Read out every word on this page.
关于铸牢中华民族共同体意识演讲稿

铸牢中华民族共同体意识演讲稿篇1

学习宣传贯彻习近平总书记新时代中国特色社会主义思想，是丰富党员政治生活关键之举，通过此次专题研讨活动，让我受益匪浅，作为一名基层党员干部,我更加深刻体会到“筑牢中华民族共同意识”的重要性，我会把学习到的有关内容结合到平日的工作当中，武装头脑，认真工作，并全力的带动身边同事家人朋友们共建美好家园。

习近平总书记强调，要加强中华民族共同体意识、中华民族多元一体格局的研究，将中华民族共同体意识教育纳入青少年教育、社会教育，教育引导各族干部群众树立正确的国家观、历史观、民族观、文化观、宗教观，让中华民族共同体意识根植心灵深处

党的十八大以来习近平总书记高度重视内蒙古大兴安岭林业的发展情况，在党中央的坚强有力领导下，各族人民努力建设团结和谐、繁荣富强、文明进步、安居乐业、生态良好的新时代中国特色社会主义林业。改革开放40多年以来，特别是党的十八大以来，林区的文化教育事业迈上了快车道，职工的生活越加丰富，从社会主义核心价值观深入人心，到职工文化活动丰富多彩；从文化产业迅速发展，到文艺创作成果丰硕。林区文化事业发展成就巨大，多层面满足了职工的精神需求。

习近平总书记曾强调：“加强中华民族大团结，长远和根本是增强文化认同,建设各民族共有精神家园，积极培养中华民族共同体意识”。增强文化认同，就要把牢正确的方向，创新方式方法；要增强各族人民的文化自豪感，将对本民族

● ● ● ● ●

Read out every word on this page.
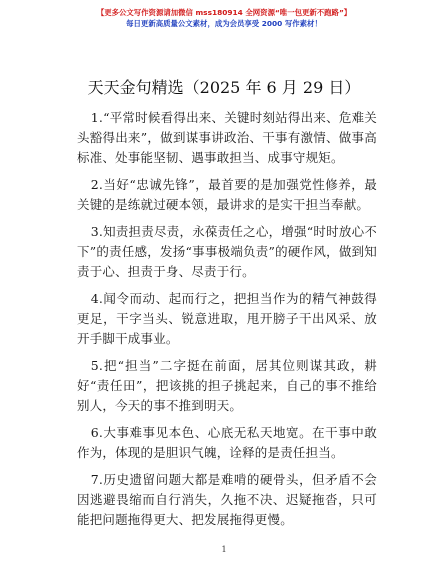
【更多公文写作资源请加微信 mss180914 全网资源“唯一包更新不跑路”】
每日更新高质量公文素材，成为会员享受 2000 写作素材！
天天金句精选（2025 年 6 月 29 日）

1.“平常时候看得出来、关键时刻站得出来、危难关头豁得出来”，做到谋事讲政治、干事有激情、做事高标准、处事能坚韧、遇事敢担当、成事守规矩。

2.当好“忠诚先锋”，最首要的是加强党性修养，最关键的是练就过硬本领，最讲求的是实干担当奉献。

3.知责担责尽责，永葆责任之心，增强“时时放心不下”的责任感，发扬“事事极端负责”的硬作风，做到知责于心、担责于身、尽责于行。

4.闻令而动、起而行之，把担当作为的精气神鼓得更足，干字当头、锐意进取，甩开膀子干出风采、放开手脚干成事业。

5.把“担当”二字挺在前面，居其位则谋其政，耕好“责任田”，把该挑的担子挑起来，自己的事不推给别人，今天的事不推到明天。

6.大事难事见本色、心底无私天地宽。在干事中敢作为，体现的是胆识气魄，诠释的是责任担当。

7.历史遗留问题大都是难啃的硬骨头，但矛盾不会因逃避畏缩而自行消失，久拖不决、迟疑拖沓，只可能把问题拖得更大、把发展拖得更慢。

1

● ● ● ● ●

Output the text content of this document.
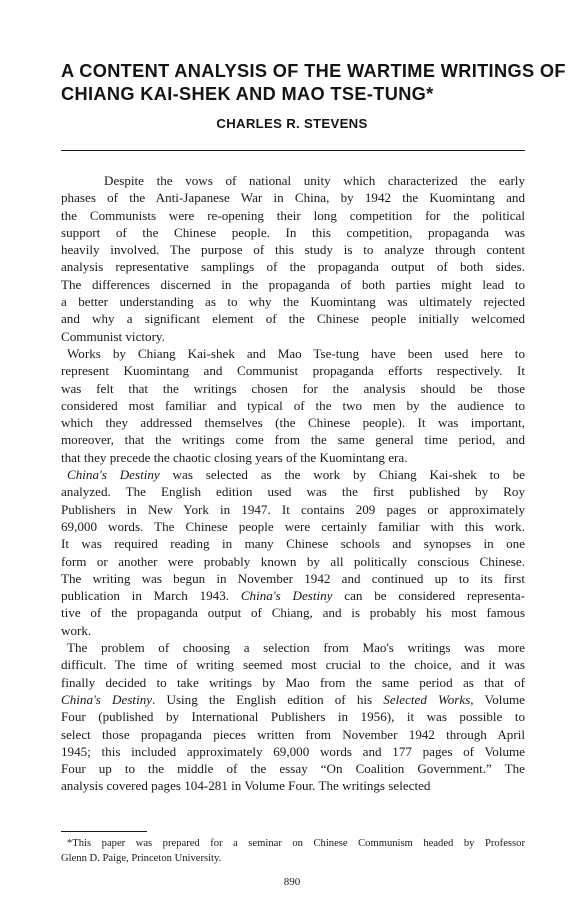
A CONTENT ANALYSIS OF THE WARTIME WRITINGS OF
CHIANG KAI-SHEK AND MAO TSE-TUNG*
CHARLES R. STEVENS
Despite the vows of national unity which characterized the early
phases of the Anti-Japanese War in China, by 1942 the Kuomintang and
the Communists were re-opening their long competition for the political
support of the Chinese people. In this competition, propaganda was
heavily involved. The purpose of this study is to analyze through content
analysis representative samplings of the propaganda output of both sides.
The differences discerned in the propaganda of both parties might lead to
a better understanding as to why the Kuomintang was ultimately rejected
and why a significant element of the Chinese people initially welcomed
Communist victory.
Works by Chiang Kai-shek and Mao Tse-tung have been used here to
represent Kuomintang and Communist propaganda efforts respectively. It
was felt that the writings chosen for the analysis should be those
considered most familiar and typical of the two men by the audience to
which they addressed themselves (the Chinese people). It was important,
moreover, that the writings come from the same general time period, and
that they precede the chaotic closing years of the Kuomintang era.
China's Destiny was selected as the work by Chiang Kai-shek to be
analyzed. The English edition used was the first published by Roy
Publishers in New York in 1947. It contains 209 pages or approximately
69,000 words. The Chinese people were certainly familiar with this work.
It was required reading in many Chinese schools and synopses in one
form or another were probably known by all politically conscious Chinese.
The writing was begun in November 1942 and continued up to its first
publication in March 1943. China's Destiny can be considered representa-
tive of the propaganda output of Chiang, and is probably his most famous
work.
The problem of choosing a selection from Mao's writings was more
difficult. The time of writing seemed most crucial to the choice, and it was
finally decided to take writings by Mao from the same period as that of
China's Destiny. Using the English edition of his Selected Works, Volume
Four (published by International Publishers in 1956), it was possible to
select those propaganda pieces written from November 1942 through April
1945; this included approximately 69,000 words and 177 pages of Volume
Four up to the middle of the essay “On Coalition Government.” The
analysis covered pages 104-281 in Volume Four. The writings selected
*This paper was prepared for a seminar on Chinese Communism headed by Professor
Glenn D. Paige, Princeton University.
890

● ● ● ● ●

#### [EXERCISE AIM]
Copy out every line holding the string "propaganda".

#### [REPLY TO THE TASK]
support of the Chinese people. In this competition, propaganda was
analysis representative samplings of the propaganda output of both sides.
The differences discerned in the propaganda of both parties might lead to
represent Kuomintang and Communist propaganda efforts respectively. It
tive of the propaganda output of Chiang, and is probably his most famous
select those propaganda pieces written from November 1942 through April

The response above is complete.